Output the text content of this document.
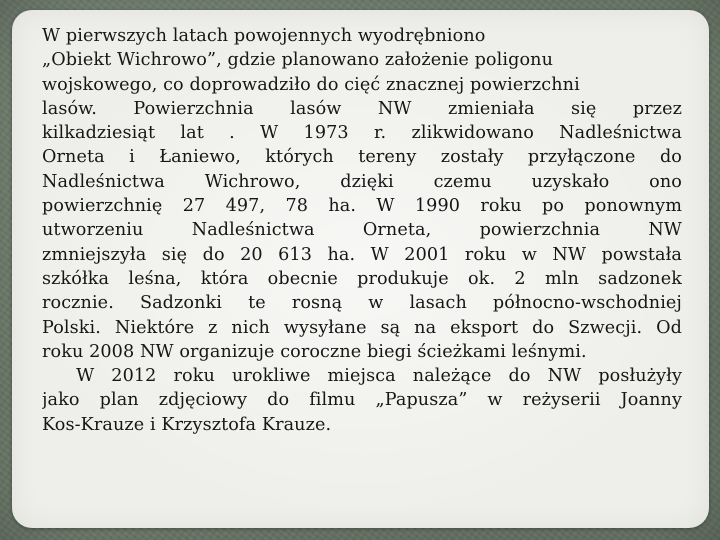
W pierwszych latach powojennych wyodrębniono
„Obiekt Wichrowo”, gdzie planowano założenie poligonu
wojskowego, co doprowadziło do cięć znacznej powierzchni
lasów. Powierzchnia lasów NW zmieniała się przez
kilkadziesiąt lat . W 1973 r. zlikwidowano Nadleśnictwa
Orneta i Łaniewo, których tereny zostały przyłączone do
Nadleśnictwa Wichrowo, dzięki czemu uzyskało ono
powierzchnię 27 497, 78 ha. W 1990 roku po ponownym
utworzeniu Nadleśnictwa Orneta, powierzchnia NW
zmniejszyła się do 20 613 ha. W 2001 roku w NW powstała
szkółka leśna, która obecnie produkuje ok. 2 mln sadzonek
rocznie. Sadzonki te rosną w lasach północno-wschodniej
Polski. Niektóre z nich wysyłane są na eksport do Szwecji. Od
roku 2008 NW organizuje coroczne biegi ścieżkami leśnymi.
W 2012 roku urokliwe miejsca należące do NW posłużyły
jako plan zdjęciowy do filmu „Papusza” w reżyserii Joanny
Kos-Krauze i Krzysztofa Krauze.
● ● ● ●
## Written problem
Copy the data character for character, but drop all pictures from the copy.

## Expected answer
Output the text content of this document.
W pierwszych latach powojennych wyodrębniono
„Obiekt Wichrowo”, gdzie planowano założenie poligonu
wojskowego, co doprowadziło do cięć znacznej powierzchni
lasów. Powierzchnia lasów NW zmieniała się przez
kilkadziesiąt lat . W 1973 r. zlikwidowano Nadleśnictwa
Orneta i Łaniewo, których tereny zostały przyłączone do
Nadleśnictwa Wichrowo, dzięki czemu uzyskało ono
powierzchnię 27 497, 78 ha. W 1990 roku po ponownym
utworzeniu Nadleśnictwa Orneta, powierzchnia NW
zmniejszyła się do 20 613 ha. W 2001 roku w NW powstała
szkółka leśna, która obecnie produkuje ok. 2 mln sadzonek
rocznie. Sadzonki te rosną w lasach północno-wschodniej
Polski. Niektóre z nich wysyłane są na eksport do Szwecji. Od
roku 2008 NW organizuje coroczne biegi ścieżkami leśnymi.
W 2012 roku urokliwe miejsca należące do NW posłużyły
jako plan zdjęciowy do filmu „Papusza” w reżyserii Joanny
Kos-Krauze i Krzysztofa Krauze.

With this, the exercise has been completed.